WHAT IS ASKED:
What follows is a listing; give it again exactly, in its entirety.
= = = = =
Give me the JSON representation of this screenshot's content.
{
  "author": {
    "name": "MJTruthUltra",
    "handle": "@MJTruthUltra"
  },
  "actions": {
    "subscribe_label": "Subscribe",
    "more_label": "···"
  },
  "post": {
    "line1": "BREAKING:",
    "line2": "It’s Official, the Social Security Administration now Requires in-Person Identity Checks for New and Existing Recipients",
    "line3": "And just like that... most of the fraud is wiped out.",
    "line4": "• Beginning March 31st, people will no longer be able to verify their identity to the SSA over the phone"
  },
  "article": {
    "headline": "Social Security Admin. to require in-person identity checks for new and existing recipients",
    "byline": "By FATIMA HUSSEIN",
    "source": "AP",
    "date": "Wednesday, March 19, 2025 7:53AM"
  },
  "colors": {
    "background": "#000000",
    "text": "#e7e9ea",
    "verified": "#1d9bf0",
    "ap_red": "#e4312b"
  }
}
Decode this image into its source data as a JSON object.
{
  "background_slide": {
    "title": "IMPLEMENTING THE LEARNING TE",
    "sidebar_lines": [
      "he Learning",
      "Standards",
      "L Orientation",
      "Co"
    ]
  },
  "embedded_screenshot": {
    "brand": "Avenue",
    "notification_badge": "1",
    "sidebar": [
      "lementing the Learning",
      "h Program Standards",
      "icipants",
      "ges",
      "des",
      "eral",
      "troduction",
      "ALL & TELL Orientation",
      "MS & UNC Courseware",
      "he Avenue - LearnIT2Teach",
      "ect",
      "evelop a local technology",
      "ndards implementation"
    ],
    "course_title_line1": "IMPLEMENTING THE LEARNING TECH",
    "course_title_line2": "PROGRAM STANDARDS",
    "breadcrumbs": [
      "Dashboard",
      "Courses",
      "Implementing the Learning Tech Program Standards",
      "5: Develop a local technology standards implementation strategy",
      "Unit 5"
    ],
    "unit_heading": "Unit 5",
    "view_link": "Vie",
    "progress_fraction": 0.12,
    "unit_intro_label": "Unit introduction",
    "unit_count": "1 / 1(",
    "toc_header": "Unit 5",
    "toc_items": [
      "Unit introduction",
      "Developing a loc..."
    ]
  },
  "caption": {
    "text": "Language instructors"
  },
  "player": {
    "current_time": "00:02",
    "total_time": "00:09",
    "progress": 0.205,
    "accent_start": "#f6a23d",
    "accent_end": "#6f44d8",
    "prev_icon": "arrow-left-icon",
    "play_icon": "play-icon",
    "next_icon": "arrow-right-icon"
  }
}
= = = = =
SOLUTION FOR THIS TASK:
Give me the JSON representation of this screenshot's content.
{
  "author": {
    "name": "MJTruthUltra",
    "handle": "@MJTruthUltra"
  },
  "actions": {
    "subscribe_label": "Subscribe",
    "more_label": "···"
  },
  "post": {
    "line1": "BREAKING:",
    "line2": "It’s Official, the Social Security Administration now Requires in-Person Identity Checks for New and Existing Recipients",
    "line3": "And just like that... most of the fraud is wiped out.",
    "line4": "• Beginning March 31st, people will no longer be able to verify their identity to the SSA over the phone"
  },
  "article": {
    "headline": "Social Security Admin. to require in-person identity checks for new and existing recipients",
    "byline": "By FATIMA HUSSEIN",
    "source": "AP",
    "date": "Wednesday, March 19, 2025 7:53AM"
  },
  "colors": {
    "background": "#000000",
    "text": "#e7e9ea",
    "verified": "#1d9bf0",
    "ap_red": "#e4312b"
  }
}
Decode this image into its source data as a JSON object.
{
  "background_slide": {
    "title": "IMPLEMENTING THE LEARNING TE",
    "sidebar_lines": [
      "he Learning",
      "Standards",
      "L Orientation",
      "Co"
    ]
  },
  "embedded_screenshot": {
    "brand": "Avenue",
    "notification_badge": "1",
    "sidebar": [
      "lementing the Learning",
      "h Program Standards",
      "icipants",
      "ges",
      "des",
      "eral",
      "troduction",
      "ALL & TELL Orientation",
      "MS & UNC Courseware",
      "he Avenue - LearnIT2Teach",
      "ect",
      "evelop a local technology",
      "ndards implementation"
    ],
    "course_title_line1": "IMPLEMENTING THE LEARNING TECH",
    "course_title_line2": "PROGRAM STANDARDS",
    "breadcrumbs": [
      "Dashboard",
      "Courses",
      "Implementing the Learning Tech Program Standards",
      "5: Develop a local technology standards implementation strategy",
      "Unit 5"
    ],
    "unit_heading": "Unit 5",
    "view_link": "Vie",
    "progress_fraction": 0.12,
    "unit_intro_label": "Unit introduction",
    "unit_count": "1 / 1(",
    "toc_header": "Unit 5",
    "toc_items": [
      "Unit introduction",
      "Developing a loc..."
    ]
  },
  "caption": {
    "text": "Language instructors"
  },
  "player": {
    "current_time": "00:02",
    "total_time": "00:09",
    "progress": 0.205,
    "accent_start": "#f6a23d",
    "accent_end": "#6f44d8",
    "prev_icon": "arrow-left-icon",
    "play_icon": "play-icon",
    "next_icon": "arrow-right-icon"
  }
}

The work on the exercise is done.